● **Task description**:
Would you transcribe all of the data exactly, down to the last character?

● **Supplied material**:
━━━━━━━━━━━━━━━━━━━━━━━━━━━━━━

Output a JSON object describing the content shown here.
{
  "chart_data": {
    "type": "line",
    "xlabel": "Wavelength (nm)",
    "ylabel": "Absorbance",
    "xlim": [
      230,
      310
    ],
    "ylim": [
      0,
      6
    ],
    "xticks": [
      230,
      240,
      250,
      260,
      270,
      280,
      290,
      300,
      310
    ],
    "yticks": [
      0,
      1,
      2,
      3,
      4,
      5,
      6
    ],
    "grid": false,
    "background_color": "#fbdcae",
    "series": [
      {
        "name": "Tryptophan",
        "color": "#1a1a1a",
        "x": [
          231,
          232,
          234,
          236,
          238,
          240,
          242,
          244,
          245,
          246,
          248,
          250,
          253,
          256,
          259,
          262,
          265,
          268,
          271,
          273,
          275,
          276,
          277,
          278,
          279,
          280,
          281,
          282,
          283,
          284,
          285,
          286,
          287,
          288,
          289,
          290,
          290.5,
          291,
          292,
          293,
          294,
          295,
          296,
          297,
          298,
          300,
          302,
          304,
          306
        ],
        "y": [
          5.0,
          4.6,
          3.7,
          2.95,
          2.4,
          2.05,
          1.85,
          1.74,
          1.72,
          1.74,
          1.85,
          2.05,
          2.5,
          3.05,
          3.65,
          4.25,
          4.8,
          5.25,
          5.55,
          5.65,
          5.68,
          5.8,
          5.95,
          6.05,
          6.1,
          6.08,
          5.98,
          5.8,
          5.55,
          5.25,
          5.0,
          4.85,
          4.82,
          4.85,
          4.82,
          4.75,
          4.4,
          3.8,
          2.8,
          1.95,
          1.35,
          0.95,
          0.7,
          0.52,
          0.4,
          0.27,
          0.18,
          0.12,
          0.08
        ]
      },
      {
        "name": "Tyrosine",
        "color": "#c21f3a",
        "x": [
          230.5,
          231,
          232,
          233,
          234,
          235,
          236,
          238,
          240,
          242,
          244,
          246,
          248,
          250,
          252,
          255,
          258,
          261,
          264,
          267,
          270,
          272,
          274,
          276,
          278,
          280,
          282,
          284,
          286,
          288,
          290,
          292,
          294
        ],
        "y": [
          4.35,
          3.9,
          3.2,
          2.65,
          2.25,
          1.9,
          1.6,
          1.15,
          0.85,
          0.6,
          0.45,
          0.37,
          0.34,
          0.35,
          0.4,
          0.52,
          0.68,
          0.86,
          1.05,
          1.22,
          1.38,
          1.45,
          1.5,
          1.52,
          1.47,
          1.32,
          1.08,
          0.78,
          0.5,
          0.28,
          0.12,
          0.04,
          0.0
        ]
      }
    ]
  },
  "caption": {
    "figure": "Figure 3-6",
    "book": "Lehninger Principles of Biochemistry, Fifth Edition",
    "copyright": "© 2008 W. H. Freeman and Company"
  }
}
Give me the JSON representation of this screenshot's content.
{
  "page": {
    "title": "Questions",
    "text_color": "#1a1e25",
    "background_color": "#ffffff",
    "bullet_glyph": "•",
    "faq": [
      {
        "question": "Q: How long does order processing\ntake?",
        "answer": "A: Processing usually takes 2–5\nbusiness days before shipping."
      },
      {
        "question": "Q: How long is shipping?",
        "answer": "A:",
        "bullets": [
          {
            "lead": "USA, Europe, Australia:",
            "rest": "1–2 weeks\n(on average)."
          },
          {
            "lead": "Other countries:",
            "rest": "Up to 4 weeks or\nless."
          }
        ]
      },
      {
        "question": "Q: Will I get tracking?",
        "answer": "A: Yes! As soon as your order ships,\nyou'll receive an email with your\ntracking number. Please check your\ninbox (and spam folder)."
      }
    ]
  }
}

━━━━━━━━━━━━━━━━━━━━━━━━━━━━━━

● **Response to this task**:
Output a JSON object describing the content shown here.
{
  "chart_data": {
    "type": "line",
    "xlabel": "Wavelength (nm)",
    "ylabel": "Absorbance",
    "xlim": [
      230,
      310
    ],
    "ylim": [
      0,
      6
    ],
    "xticks": [
      230,
      240,
      250,
      260,
      270,
      280,
      290,
      300,
      310
    ],
    "yticks": [
      0,
      1,
      2,
      3,
      4,
      5,
      6
    ],
    "grid": false,
    "background_color": "#fbdcae",
    "series": [
      {
        "name": "Tryptophan",
        "color": "#1a1a1a",
        "x": [
          231,
          232,
          234,
          236,
          238,
          240,
          242,
          244,
          245,
          246,
          248,
          250,
          253,
          256,
          259,
          262,
          265,
          268,
          271,
          273,
          275,
          276,
          277,
          278,
          279,
          280,
          281,
          282,
          283,
          284,
          285,
          286,
          287,
          288,
          289,
          290,
          290.5,
          291,
          292,
          293,
          294,
          295,
          296,
          297,
          298,
          300,
          302,
          304,
          306
        ],
        "y": [
          5.0,
          4.6,
          3.7,
          2.95,
          2.4,
          2.05,
          1.85,
          1.74,
          1.72,
          1.74,
          1.85,
          2.05,
          2.5,
          3.05,
          3.65,
          4.25,
          4.8,
          5.25,
          5.55,
          5.65,
          5.68,
          5.8,
          5.95,
          6.05,
          6.1,
          6.08,
          5.98,
          5.8,
          5.55,
          5.25,
          5.0,
          4.85,
          4.82,
          4.85,
          4.82,
          4.75,
          4.4,
          3.8,
          2.8,
          1.95,
          1.35,
          0.95,
          0.7,
          0.52,
          0.4,
          0.27,
          0.18,
          0.12,
          0.08
        ]
      },
      {
        "name": "Tyrosine",
        "color": "#c21f3a",
        "x": [
          230.5,
          231,
          232,
          233,
          234,
          235,
          236,
          238,
          240,
          242,
          244,
          246,
          248,
          250,
          252,
          255,
          258,
          261,
          264,
          267,
          270,
          272,
          274,
          276,
          278,
          280,
          282,
          284,
          286,
          288,
          290,
          292,
          294
        ],
        "y": [
          4.35,
          3.9,
          3.2,
          2.65,
          2.25,
          1.9,
          1.6,
          1.15,
          0.85,
          0.6,
          0.45,
          0.37,
          0.34,
          0.35,
          0.4,
          0.52,
          0.68,
          0.86,
          1.05,
          1.22,
          1.38,
          1.45,
          1.5,
          1.52,
          1.47,
          1.32,
          1.08,
          0.78,
          0.5,
          0.28,
          0.12,
          0.04,
          0.0
        ]
      }
    ]
  },
  "caption": {
    "figure": "Figure 3-6",
    "book": "Lehninger Principles of Biochemistry, Fifth Edition",
    "copyright": "© 2008 W. H. Freeman and Company"
  }
}
Give me the JSON representation of this screenshot's content.
{
  "page": {
    "title": "Questions",
    "text_color": "#1a1e25",
    "background_color": "#ffffff",
    "bullet_glyph": "•",
    "faq": [
      {
        "question": "Q: How long does order processing\ntake?",
        "answer": "A: Processing usually takes 2–5\nbusiness days before shipping."
      },
      {
        "question": "Q: How long is shipping?",
        "answer": "A:",
        "bullets": [
          {
            "lead": "USA, Europe, Australia:",
            "rest": "1–2 weeks\n(on average)."
          },
          {
            "lead": "Other countries:",
            "rest": "Up to 4 weeks or\nless."
          }
        ]
      },
      {
        "question": "Q: Will I get tracking?",
        "answer": "A: Yes! As soon as your order ships,\nyou'll receive an email with your\ntracking number. Please check your\ninbox (and spam folder)."
      }
    ]
  }
}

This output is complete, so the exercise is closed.